** Records shown **

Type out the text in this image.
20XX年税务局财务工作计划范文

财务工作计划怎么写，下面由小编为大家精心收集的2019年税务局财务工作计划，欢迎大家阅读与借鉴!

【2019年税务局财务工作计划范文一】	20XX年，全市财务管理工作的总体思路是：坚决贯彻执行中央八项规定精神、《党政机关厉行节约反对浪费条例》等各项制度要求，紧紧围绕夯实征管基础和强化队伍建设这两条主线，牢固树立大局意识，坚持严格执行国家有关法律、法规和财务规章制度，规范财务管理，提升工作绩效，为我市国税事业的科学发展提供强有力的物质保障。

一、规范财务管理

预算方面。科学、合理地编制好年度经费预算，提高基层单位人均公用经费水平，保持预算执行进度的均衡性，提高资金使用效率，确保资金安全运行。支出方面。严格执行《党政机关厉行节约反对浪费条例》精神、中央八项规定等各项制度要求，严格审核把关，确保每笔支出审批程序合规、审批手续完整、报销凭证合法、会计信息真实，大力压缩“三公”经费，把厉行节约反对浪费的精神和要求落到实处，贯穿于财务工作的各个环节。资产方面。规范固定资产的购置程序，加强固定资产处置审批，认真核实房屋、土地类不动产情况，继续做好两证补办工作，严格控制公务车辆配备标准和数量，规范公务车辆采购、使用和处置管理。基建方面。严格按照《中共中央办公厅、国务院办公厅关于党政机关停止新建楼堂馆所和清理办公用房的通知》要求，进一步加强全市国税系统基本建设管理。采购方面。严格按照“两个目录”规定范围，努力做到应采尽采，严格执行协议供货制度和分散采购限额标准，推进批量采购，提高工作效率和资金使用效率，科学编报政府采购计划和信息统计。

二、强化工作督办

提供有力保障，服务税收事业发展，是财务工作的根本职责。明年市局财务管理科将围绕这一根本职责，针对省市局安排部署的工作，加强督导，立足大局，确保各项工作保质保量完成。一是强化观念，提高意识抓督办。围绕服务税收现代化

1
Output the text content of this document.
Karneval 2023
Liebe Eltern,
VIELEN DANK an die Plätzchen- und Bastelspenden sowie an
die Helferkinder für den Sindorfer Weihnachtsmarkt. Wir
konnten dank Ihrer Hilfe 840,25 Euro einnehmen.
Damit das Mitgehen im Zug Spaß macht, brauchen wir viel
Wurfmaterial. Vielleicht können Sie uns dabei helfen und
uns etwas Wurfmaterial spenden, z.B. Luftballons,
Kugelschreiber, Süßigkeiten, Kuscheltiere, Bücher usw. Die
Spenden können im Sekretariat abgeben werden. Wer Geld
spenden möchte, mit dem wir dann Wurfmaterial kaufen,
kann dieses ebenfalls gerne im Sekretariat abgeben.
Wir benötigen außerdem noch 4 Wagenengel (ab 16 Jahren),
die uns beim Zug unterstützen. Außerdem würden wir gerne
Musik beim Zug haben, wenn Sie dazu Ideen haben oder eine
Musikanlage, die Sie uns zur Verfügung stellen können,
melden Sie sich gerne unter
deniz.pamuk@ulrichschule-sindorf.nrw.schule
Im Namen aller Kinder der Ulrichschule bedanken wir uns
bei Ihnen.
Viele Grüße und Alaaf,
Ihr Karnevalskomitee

** Do this **
Copy out every line in the listing where the word "gerne" appears.

** The output **
kann dieses ebenfalls gerne im Sekretariat abgeben.
die uns beim Zug unterstützen. Außerdem würden wir gerne
melden Sie sich gerne unter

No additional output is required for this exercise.